RECORDS FOR THIS EXERCISE:
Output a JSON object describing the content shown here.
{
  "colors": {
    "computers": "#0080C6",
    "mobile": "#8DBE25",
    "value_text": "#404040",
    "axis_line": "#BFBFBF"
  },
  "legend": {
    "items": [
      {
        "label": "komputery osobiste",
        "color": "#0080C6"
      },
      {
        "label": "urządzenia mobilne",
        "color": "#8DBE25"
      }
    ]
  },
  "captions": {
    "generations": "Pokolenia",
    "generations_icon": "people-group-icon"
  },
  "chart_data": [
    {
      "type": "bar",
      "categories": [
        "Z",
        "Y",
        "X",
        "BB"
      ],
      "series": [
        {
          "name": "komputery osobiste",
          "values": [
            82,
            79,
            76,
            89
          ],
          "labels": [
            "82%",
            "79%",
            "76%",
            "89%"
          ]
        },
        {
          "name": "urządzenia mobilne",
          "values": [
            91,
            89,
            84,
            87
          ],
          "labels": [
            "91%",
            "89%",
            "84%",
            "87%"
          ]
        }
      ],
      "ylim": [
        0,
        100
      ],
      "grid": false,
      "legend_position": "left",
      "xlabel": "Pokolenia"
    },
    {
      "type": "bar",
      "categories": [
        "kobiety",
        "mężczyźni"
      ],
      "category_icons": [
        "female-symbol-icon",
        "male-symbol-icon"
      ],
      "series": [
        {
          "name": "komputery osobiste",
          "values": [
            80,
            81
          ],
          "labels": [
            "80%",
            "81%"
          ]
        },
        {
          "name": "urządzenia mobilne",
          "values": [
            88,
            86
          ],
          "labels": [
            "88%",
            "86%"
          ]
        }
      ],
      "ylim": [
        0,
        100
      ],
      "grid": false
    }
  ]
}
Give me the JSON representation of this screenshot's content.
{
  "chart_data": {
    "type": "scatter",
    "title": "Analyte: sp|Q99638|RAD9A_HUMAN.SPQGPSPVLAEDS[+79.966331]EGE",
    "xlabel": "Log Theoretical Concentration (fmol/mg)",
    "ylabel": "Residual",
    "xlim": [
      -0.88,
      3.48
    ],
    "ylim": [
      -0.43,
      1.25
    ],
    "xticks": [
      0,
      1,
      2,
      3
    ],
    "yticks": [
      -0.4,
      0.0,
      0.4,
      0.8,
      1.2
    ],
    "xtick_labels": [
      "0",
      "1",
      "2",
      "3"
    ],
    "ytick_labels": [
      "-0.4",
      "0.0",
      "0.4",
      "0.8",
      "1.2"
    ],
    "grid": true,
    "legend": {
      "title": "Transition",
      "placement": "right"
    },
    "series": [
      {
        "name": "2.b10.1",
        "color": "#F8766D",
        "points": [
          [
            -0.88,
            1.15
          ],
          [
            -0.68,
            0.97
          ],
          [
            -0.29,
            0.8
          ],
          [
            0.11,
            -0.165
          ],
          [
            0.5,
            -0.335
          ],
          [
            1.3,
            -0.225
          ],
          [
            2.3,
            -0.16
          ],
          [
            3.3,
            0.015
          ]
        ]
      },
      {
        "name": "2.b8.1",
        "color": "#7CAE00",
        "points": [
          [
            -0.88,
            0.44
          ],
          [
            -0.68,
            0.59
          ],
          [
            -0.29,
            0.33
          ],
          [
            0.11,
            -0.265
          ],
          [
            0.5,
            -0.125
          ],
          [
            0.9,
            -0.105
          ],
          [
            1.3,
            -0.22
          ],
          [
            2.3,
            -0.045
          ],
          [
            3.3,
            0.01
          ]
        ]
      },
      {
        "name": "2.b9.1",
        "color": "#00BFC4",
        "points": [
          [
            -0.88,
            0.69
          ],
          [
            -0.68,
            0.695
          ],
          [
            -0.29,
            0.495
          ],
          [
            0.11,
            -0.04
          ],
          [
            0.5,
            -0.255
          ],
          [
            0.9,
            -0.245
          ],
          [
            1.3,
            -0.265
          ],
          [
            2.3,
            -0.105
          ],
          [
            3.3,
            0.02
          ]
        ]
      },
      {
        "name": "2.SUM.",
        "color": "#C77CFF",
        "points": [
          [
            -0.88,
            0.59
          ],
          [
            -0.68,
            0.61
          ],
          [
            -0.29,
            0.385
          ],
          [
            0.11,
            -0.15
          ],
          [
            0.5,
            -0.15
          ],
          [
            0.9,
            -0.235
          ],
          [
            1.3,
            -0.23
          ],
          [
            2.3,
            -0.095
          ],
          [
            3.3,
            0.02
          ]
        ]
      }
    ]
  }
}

GIVEN PROBLEM:
Write the material out again in its entirety, exactly as shown.

ANSWER TO THE TASK:
Output a JSON object describing the content shown here.
{
  "colors": {
    "computers": "#0080C6",
    "mobile": "#8DBE25",
    "value_text": "#404040",
    "axis_line": "#BFBFBF"
  },
  "legend": {
    "items": [
      {
        "label": "komputery osobiste",
        "color": "#0080C6"
      },
      {
        "label": "urządzenia mobilne",
        "color": "#8DBE25"
      }
    ]
  },
  "captions": {
    "generations": "Pokolenia",
    "generations_icon": "people-group-icon"
  },
  "chart_data": [
    {
      "type": "bar",
      "categories": [
        "Z",
        "Y",
        "X",
        "BB"
      ],
      "series": [
        {
          "name": "komputery osobiste",
          "values": [
            82,
            79,
            76,
            89
          ],
          "labels": [
            "82%",
            "79%",
            "76%",
            "89%"
          ]
        },
        {
          "name": "urządzenia mobilne",
          "values": [
            91,
            89,
            84,
            87
          ],
          "labels": [
            "91%",
            "89%",
            "84%",
            "87%"
          ]
        }
      ],
      "ylim": [
        0,
        100
      ],
      "grid": false,
      "legend_position": "left",
      "xlabel": "Pokolenia"
    },
    {
      "type": "bar",
      "categories": [
        "kobiety",
        "mężczyźni"
      ],
      "category_icons": [
        "female-symbol-icon",
        "male-symbol-icon"
      ],
      "series": [
        {
          "name": "komputery osobiste",
          "values": [
            80,
            81
          ],
          "labels": [
            "80%",
            "81%"
          ]
        },
        {
          "name": "urządzenia mobilne",
          "values": [
            88,
            86
          ],
          "labels": [
            "88%",
            "86%"
          ]
        }
      ],
      "ylim": [
        0,
        100
      ],
      "grid": false
    }
  ]
}
Give me the JSON representation of this screenshot's content.
{
  "chart_data": {
    "type": "scatter",
    "title": "Analyte: sp|Q99638|RAD9A_HUMAN.SPQGPSPVLAEDS[+79.966331]EGE",
    "xlabel": "Log Theoretical Concentration (fmol/mg)",
    "ylabel": "Residual",
    "xlim": [
      -0.88,
      3.48
    ],
    "ylim": [
      -0.43,
      1.25
    ],
    "xticks": [
      0,
      1,
      2,
      3
    ],
    "yticks": [
      -0.4,
      0.0,
      0.4,
      0.8,
      1.2
    ],
    "xtick_labels": [
      "0",
      "1",
      "2",
      "3"
    ],
    "ytick_labels": [
      "-0.4",
      "0.0",
      "0.4",
      "0.8",
      "1.2"
    ],
    "grid": true,
    "legend": {
      "title": "Transition",
      "placement": "right"
    },
    "series": [
      {
        "name": "2.b10.1",
        "color": "#F8766D",
        "points": [
          [
            -0.88,
            1.15
          ],
          [
            -0.68,
            0.97
          ],
          [
            -0.29,
            0.8
          ],
          [
            0.11,
            -0.165
          ],
          [
            0.5,
            -0.335
          ],
          [
            1.3,
            -0.225
          ],
          [
            2.3,
            -0.16
          ],
          [
            3.3,
            0.015
          ]
        ]
      },
      {
        "name": "2.b8.1",
        "color": "#7CAE00",
        "points": [
          [
            -0.88,
            0.44
          ],
          [
            -0.68,
            0.59
          ],
          [
            -0.29,
            0.33
          ],
          [
            0.11,
            -0.265
          ],
          [
            0.5,
            -0.125
          ],
          [
            0.9,
            -0.105
          ],
          [
            1.3,
            -0.22
          ],
          [
            2.3,
            -0.045
          ],
          [
            3.3,
            0.01
          ]
        ]
      },
      {
        "name": "2.b9.1",
        "color": "#00BFC4",
        "points": [
          [
            -0.88,
            0.69
          ],
          [
            -0.68,
            0.695
          ],
          [
            -0.29,
            0.495
          ],
          [
            0.11,
            -0.04
          ],
          [
            0.5,
            -0.255
          ],
          [
            0.9,
            -0.245
          ],
          [
            1.3,
            -0.265
          ],
          [
            2.3,
            -0.105
          ],
          [
            3.3,
            0.02
          ]
        ]
      },
      {
        "name": "2.SUM.",
        "color": "#C77CFF",
        "points": [
          [
            -0.88,
            0.59
          ],
          [
            -0.68,
            0.61
          ],
          [
            -0.29,
            0.385
          ],
          [
            0.11,
            -0.15
          ],
          [
            0.5,
            -0.15
          ],
          [
            0.9,
            -0.235
          ],
          [
            1.3,
            -0.23
          ],
          [
            2.3,
            -0.095
          ],
          [
            3.3,
            0.02
          ]
        ]
      }
    ]
  }
}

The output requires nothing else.